*The request:*
Where a line of the material contains the string "Schedule", copy that line.

=== Information provided ===

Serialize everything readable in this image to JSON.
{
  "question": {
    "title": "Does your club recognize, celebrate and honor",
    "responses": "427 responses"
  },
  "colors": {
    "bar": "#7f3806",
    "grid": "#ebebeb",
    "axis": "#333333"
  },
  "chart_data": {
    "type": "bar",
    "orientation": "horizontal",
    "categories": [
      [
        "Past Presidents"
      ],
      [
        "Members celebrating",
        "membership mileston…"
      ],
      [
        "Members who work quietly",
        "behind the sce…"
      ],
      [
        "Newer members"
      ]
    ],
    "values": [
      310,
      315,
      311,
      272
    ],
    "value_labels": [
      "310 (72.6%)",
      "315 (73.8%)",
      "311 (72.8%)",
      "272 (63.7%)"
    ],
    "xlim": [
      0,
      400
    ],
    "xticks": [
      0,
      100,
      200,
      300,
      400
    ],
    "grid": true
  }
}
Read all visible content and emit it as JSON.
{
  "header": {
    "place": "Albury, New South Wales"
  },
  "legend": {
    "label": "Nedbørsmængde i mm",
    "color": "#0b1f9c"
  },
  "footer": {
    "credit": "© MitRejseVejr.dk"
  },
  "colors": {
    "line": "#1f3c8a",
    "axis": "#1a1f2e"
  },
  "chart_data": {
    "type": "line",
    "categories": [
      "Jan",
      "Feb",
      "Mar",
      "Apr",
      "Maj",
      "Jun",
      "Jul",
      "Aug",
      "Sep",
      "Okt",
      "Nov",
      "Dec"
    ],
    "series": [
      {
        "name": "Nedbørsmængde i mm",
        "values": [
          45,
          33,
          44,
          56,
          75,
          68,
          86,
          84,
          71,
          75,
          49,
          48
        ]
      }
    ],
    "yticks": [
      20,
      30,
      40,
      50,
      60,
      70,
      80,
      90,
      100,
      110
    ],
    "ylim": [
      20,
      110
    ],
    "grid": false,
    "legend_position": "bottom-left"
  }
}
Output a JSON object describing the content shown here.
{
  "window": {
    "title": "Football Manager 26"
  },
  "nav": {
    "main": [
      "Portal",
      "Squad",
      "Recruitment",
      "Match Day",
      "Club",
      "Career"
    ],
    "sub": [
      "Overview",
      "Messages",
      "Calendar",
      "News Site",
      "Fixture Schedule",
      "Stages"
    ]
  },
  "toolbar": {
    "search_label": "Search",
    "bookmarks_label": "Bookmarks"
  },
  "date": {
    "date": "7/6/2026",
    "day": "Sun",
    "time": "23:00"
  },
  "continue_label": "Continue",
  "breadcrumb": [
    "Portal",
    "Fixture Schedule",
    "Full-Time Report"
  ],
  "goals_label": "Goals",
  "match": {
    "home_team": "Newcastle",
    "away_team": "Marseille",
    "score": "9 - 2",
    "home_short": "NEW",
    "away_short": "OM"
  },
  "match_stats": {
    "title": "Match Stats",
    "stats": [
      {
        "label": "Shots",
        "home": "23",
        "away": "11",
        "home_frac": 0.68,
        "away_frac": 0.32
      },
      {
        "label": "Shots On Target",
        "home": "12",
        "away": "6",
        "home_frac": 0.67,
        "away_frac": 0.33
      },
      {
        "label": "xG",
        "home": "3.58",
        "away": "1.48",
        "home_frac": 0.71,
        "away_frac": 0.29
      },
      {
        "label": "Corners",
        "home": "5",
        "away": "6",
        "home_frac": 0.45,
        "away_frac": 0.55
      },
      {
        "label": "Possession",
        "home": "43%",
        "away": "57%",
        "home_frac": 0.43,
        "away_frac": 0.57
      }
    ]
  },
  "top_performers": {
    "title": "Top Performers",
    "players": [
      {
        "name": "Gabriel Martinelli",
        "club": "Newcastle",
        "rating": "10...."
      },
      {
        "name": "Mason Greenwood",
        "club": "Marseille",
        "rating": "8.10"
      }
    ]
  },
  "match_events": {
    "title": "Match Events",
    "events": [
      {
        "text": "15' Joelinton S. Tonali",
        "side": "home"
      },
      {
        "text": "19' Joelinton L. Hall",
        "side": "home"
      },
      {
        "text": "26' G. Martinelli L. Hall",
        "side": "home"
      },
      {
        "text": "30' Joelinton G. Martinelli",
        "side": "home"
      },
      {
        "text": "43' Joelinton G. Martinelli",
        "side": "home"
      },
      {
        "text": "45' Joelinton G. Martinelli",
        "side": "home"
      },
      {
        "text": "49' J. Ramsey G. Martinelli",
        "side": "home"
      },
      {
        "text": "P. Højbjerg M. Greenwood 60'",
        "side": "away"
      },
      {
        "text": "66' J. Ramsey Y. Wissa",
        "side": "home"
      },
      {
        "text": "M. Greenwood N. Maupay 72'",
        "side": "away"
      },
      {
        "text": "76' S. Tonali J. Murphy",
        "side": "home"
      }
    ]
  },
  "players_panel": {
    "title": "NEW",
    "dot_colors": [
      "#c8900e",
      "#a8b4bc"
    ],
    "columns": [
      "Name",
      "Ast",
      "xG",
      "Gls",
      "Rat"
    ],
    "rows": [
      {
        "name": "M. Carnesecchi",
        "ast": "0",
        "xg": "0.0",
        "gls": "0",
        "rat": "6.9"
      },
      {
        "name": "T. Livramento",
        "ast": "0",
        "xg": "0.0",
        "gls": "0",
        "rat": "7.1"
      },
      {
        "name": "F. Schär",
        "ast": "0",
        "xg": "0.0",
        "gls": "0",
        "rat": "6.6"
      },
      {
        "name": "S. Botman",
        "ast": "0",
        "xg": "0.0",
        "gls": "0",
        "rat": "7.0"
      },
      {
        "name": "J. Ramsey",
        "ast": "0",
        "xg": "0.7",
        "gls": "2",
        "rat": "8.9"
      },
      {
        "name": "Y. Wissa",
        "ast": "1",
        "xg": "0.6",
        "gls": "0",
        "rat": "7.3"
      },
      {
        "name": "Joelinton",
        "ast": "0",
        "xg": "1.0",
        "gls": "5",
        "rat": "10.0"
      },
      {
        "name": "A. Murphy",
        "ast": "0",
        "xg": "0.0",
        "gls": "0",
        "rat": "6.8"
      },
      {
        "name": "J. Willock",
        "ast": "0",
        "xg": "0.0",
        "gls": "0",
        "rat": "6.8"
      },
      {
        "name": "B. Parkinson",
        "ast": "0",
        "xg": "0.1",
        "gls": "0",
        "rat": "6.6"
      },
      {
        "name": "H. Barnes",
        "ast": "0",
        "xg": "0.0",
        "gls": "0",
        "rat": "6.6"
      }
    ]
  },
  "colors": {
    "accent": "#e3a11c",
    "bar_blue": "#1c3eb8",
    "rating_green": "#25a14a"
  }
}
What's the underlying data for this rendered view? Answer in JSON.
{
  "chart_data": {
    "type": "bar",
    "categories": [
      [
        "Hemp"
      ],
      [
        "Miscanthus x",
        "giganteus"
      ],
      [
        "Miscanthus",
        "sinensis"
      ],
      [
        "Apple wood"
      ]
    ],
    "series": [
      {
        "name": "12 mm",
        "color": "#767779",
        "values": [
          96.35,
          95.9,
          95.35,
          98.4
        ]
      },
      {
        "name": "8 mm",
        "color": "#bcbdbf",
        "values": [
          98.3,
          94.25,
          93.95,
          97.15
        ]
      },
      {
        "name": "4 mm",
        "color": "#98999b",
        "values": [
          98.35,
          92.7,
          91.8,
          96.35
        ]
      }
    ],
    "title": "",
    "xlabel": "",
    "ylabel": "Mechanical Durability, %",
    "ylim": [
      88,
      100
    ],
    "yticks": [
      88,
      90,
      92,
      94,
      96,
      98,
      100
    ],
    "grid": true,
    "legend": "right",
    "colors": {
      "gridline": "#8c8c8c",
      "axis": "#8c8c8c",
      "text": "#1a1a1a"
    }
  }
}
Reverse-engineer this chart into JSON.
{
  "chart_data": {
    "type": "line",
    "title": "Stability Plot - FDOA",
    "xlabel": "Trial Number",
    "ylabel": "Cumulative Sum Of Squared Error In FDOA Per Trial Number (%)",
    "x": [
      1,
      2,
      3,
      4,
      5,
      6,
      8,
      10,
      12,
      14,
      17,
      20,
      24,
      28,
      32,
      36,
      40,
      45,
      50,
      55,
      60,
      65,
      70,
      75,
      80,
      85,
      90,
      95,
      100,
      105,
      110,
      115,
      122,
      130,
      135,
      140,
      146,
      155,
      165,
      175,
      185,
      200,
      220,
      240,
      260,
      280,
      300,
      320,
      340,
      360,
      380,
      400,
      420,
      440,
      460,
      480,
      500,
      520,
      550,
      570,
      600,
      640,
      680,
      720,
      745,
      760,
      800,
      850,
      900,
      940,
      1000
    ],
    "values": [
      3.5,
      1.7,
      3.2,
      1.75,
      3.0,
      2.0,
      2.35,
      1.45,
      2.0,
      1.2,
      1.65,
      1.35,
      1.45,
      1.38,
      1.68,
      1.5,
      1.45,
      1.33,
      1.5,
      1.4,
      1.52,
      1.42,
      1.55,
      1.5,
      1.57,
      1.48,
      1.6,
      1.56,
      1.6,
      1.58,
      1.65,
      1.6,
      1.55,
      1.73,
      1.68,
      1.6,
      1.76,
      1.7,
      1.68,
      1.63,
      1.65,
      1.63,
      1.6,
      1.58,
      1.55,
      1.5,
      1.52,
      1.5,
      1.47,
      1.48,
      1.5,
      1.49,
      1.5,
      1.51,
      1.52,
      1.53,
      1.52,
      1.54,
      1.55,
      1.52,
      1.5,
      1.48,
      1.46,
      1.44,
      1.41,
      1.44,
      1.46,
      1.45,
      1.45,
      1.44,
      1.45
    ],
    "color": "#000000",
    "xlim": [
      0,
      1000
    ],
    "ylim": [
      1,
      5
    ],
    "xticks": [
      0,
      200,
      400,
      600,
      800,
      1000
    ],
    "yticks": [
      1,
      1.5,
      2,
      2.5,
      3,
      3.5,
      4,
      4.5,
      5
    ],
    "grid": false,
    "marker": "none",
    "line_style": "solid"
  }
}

===

*Full answer:*
      "Fixture Schedule",
    "Fixture Schedule",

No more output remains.